- **What to do**:
Pictures in the records should not be copied, but every other part must be repeated exactly.

- **Input material**:
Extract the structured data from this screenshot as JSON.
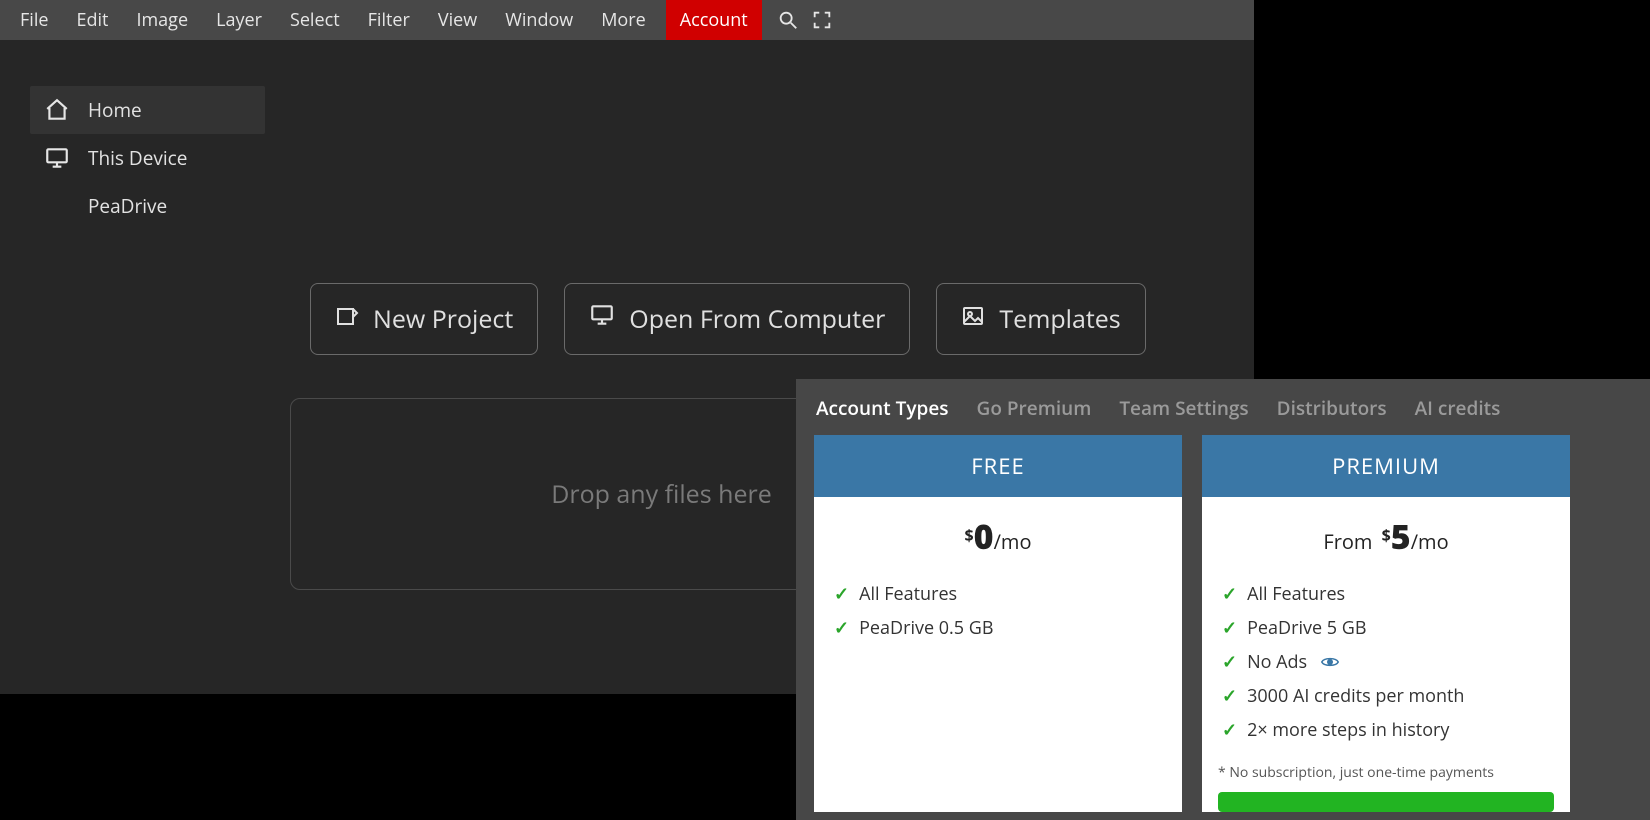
{
  "menubar": {
    "items": [
      "File",
      "Edit",
      "Image",
      "Layer",
      "Select",
      "Filter",
      "View",
      "Window",
      "More"
    ],
    "account": "Account"
  },
  "sidebar": {
    "items": [
      {
        "label": "Home"
      },
      {
        "label": "This Device"
      },
      {
        "label": "PeaDrive"
      }
    ]
  },
  "main_buttons": {
    "new_project": "New Project",
    "open_from_computer": "Open From Computer",
    "templates": "Templates"
  },
  "dropzone": {
    "text": "Drop any files here"
  },
  "account_panel": {
    "tabs": [
      "Account Types",
      "Go Premium",
      "Team Settings",
      "Distributors",
      "AI credits"
    ],
    "free": {
      "title": "FREE",
      "price_dollar": "$",
      "price_amount": "0",
      "price_per": "/mo",
      "features": [
        "All Features",
        "PeaDrive 0.5 GB"
      ]
    },
    "premium": {
      "title": "PREMIUM",
      "from": "From ",
      "price_dollar": "$",
      "price_amount": "5",
      "price_per": "/mo",
      "features": [
        "All Features",
        "PeaDrive 5 GB",
        "No Ads",
        "3000 AI credits per month",
        "2× more steps in history"
      ],
      "fineprint": "* No subscription, just one-time payments"
    }
  }
}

- **Full answer**:
Extract the structured data from this screenshot as JSON.
{
  "menubar": {
    "items": [
      "File",
      "Edit",
      "Image",
      "Layer",
      "Select",
      "Filter",
      "View",
      "Window",
      "More"
    ],
    "account": "Account"
  },
  "sidebar": {
    "items": [
      {
        "label": "Home"
      },
      {
        "label": "This Device"
      },
      {
        "label": "PeaDrive"
      }
    ]
  },
  "main_buttons": {
    "new_project": "New Project",
    "open_from_computer": "Open From Computer",
    "templates": "Templates"
  },
  "dropzone": {
    "text": "Drop any files here"
  },
  "account_panel": {
    "tabs": [
      "Account Types",
      "Go Premium",
      "Team Settings",
      "Distributors",
      "AI credits"
    ],
    "free": {
      "title": "FREE",
      "price_dollar": "$",
      "price_amount": "0",
      "price_per": "/mo",
      "features": [
        "All Features",
        "PeaDrive 0.5 GB"
      ]
    },
    "premium": {
      "title": "PREMIUM",
      "from": "From ",
      "price_dollar": "$",
      "price_amount": "5",
      "price_per": "/mo",
      "features": [
        "All Features",
        "PeaDrive 5 GB",
        "No Ads",
        "3000 AI credits per month",
        "2× more steps in history"
      ],
      "fineprint": "* No subscription, just one-time payments"
    }
  }
}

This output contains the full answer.